◆ What is expected ◆
Count lines, not occurrences: give the number of lines holding the word "screenshot", and nothing besides.

==== Records supplied

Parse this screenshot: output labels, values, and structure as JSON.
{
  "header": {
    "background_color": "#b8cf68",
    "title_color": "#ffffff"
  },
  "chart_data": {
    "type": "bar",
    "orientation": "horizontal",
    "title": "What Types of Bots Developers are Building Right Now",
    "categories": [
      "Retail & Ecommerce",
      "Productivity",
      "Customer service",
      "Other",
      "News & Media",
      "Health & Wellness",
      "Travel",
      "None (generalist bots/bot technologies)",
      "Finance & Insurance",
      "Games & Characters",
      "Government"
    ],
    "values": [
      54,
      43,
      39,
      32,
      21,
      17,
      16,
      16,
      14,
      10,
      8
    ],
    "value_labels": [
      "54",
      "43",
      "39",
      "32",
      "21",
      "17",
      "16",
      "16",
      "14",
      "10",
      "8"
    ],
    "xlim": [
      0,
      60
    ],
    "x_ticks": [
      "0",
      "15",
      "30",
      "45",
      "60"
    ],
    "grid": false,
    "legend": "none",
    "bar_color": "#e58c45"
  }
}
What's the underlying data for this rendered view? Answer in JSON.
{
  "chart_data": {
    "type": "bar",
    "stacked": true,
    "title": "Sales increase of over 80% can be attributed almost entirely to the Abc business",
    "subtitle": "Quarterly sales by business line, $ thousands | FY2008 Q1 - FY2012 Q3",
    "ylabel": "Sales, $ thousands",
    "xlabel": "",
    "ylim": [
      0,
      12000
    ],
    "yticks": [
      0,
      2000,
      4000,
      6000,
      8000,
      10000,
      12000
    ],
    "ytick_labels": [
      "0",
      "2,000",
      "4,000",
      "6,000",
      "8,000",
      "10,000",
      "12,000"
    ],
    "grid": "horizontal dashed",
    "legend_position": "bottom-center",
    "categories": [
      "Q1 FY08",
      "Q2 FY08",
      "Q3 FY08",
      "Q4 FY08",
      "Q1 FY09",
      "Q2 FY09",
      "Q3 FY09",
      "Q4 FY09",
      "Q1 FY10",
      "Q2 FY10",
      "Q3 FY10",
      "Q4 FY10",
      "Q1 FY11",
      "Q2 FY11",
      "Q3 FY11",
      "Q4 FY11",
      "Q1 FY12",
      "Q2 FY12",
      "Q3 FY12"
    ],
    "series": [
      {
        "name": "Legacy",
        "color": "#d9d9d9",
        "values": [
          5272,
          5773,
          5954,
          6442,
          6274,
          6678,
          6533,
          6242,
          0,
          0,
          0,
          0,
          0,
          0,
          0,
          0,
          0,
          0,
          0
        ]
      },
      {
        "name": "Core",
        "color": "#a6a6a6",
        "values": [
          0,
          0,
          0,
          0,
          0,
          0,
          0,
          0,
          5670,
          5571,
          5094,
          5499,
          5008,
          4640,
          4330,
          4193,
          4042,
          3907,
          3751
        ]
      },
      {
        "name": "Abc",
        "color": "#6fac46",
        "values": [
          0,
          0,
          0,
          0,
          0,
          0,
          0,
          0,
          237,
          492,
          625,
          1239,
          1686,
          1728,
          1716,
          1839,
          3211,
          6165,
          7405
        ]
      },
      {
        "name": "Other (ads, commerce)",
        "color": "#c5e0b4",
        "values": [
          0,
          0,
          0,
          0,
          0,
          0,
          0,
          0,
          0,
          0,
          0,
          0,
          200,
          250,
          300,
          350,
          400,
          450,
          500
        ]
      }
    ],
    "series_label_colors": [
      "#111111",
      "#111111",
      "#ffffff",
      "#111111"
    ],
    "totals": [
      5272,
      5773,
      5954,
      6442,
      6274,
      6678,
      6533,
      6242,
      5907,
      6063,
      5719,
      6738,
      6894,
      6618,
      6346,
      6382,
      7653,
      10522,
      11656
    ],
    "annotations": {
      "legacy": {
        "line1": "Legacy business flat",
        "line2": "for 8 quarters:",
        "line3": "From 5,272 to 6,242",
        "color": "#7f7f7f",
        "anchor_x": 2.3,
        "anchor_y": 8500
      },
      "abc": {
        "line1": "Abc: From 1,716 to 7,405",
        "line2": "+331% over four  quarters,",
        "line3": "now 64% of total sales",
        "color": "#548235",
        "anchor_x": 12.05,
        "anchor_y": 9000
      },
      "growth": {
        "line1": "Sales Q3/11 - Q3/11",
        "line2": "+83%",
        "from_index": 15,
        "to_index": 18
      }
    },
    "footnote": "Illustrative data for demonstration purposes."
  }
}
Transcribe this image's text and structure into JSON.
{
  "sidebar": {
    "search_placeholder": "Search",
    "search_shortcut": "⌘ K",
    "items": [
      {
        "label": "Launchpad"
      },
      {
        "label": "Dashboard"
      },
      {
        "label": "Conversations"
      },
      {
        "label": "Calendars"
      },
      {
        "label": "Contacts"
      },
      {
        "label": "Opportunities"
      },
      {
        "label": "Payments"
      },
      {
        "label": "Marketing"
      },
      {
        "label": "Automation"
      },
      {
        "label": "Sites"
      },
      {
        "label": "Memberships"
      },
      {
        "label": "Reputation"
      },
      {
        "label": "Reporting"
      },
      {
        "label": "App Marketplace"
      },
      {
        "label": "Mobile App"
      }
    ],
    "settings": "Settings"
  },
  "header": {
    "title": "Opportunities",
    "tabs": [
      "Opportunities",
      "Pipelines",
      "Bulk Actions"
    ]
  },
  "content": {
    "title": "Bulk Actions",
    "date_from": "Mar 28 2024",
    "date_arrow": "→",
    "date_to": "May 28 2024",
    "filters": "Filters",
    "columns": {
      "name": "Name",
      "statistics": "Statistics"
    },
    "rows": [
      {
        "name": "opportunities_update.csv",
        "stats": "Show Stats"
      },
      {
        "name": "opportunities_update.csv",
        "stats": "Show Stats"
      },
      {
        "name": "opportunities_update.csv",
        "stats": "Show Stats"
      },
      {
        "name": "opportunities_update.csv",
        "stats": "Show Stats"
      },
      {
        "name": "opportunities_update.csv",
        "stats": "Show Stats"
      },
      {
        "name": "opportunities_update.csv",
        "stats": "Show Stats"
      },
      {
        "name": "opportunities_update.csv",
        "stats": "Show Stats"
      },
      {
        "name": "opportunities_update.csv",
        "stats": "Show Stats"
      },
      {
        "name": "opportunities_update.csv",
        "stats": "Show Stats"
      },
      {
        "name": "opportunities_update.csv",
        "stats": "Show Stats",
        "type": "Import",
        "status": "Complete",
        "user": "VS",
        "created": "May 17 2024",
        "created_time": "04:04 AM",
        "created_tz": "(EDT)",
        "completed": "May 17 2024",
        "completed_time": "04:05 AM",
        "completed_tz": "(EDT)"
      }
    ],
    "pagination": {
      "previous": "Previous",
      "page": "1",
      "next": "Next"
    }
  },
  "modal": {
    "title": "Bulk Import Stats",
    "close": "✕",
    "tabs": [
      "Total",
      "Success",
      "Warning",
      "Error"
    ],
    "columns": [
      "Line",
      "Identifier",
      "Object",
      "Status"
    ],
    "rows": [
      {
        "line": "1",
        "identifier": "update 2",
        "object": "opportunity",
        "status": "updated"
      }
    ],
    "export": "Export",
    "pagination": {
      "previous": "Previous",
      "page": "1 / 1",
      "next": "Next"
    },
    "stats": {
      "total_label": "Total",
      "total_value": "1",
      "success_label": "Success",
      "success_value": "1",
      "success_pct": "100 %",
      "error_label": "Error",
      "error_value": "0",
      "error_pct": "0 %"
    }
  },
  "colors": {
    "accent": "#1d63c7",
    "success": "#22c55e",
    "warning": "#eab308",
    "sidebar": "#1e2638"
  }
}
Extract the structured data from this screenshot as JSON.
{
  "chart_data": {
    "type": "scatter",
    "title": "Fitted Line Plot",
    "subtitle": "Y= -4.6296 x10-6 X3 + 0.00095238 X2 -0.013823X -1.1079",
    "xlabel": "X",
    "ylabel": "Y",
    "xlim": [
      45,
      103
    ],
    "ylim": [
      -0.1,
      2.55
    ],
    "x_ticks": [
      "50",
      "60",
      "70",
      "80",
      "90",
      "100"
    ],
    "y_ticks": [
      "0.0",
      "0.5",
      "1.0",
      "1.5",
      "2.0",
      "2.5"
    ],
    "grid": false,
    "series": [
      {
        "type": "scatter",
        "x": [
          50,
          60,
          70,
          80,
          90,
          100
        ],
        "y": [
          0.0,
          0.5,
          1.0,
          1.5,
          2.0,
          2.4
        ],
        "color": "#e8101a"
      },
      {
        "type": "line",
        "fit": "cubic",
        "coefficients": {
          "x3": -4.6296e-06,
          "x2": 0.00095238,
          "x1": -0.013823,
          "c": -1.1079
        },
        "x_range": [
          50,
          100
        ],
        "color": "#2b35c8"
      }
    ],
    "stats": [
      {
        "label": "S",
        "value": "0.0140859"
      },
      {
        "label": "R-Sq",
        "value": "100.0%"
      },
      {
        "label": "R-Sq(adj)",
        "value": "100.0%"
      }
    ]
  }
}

========

◆ Response to the exercise ◆
2